## Task prompt
Are you able to quote each entry exactly as written?

## Material for this task
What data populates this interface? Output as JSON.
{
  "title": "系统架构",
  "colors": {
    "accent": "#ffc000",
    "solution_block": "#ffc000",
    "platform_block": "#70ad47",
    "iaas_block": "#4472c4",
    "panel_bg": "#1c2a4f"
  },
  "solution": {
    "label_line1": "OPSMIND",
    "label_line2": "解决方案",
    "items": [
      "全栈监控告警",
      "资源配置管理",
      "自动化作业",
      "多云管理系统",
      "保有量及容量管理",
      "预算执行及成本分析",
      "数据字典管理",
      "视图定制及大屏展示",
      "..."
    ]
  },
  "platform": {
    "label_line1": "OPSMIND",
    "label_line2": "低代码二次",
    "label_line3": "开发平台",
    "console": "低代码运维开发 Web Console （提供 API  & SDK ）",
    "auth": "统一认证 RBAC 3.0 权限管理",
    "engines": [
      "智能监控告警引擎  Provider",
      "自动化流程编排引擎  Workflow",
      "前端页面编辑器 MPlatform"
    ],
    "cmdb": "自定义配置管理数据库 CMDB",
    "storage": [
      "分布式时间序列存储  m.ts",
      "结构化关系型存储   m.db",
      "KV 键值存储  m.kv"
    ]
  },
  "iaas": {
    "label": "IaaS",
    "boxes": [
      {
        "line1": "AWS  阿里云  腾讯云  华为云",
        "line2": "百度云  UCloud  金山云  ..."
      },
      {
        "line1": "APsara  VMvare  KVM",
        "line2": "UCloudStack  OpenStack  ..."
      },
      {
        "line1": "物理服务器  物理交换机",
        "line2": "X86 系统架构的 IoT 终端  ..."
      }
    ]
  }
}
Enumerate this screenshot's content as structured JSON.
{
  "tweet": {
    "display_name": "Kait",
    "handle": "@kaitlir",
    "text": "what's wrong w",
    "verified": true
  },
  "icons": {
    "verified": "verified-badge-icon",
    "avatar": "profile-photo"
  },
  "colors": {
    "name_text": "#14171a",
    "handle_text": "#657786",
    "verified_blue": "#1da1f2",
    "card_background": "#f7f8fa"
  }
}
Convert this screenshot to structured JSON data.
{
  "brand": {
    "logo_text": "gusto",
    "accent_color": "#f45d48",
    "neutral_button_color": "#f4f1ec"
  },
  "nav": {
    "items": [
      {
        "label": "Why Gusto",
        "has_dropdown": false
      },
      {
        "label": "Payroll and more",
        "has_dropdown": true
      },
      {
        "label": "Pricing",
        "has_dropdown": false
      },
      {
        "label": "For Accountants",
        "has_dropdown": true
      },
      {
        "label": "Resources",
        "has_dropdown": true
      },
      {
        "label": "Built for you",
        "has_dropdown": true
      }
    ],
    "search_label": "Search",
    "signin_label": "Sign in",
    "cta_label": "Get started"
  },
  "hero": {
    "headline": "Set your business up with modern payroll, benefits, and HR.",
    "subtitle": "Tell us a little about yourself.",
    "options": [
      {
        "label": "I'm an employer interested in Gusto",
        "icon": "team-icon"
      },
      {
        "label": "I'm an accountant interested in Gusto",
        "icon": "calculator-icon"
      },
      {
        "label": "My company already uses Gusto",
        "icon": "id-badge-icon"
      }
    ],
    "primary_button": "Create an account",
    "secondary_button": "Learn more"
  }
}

## Full response
What data populates this interface? Output as JSON.
{
  "title": "系统架构",
  "colors": {
    "accent": "#ffc000",
    "solution_block": "#ffc000",
    "platform_block": "#70ad47",
    "iaas_block": "#4472c4",
    "panel_bg": "#1c2a4f"
  },
  "solution": {
    "label_line1": "OPSMIND",
    "label_line2": "解决方案",
    "items": [
      "全栈监控告警",
      "资源配置管理",
      "自动化作业",
      "多云管理系统",
      "保有量及容量管理",
      "预算执行及成本分析",
      "数据字典管理",
      "视图定制及大屏展示",
      "..."
    ]
  },
  "platform": {
    "label_line1": "OPSMIND",
    "label_line2": "低代码二次",
    "label_line3": "开发平台",
    "console": "低代码运维开发 Web Console （提供 API  & SDK ）",
    "auth": "统一认证 RBAC 3.0 权限管理",
    "engines": [
      "智能监控告警引擎  Provider",
      "自动化流程编排引擎  Workflow",
      "前端页面编辑器 MPlatform"
    ],
    "cmdb": "自定义配置管理数据库 CMDB",
    "storage": [
      "分布式时间序列存储  m.ts",
      "结构化关系型存储   m.db",
      "KV 键值存储  m.kv"
    ]
  },
  "iaas": {
    "label": "IaaS",
    "boxes": [
      {
        "line1": "AWS  阿里云  腾讯云  华为云",
        "line2": "百度云  UCloud  金山云  ..."
      },
      {
        "line1": "APsara  VMvare  KVM",
        "line2": "UCloudStack  OpenStack  ..."
      },
      {
        "line1": "物理服务器  物理交换机",
        "line2": "X86 系统架构的 IoT 终端  ..."
      }
    ]
  }
}
Enumerate this screenshot's content as structured JSON.
{
  "tweet": {
    "display_name": "Kait",
    "handle": "@kaitlir",
    "text": "what's wrong w",
    "verified": true
  },
  "icons": {
    "verified": "verified-badge-icon",
    "avatar": "profile-photo"
  },
  "colors": {
    "name_text": "#14171a",
    "handle_text": "#657786",
    "verified_blue": "#1da1f2",
    "card_background": "#f7f8fa"
  }
}
Convert this screenshot to structured JSON data.
{
  "brand": {
    "logo_text": "gusto",
    "accent_color": "#f45d48",
    "neutral_button_color": "#f4f1ec"
  },
  "nav": {
    "items": [
      {
        "label": "Why Gusto",
        "has_dropdown": false
      },
      {
        "label": "Payroll and more",
        "has_dropdown": true
      },
      {
        "label": "Pricing",
        "has_dropdown": false
      },
      {
        "label": "For Accountants",
        "has_dropdown": true
      },
      {
        "label": "Resources",
        "has_dropdown": true
      },
      {
        "label": "Built for you",
        "has_dropdown": true
      }
    ],
    "search_label": "Search",
    "signin_label": "Sign in",
    "cta_label": "Get started"
  },
  "hero": {
    "headline": "Set your business up with modern payroll, benefits, and HR.",
    "subtitle": "Tell us a little about yourself.",
    "options": [
      {
        "label": "I'm an employer interested in Gusto",
        "icon": "team-icon"
      },
      {
        "label": "I'm an accountant interested in Gusto",
        "icon": "calculator-icon"
      },
      {
        "label": "My company already uses Gusto",
        "icon": "id-badge-icon"
      }
    ],
    "primary_button": "Create an account",
    "secondary_button": "Learn more"
  }
}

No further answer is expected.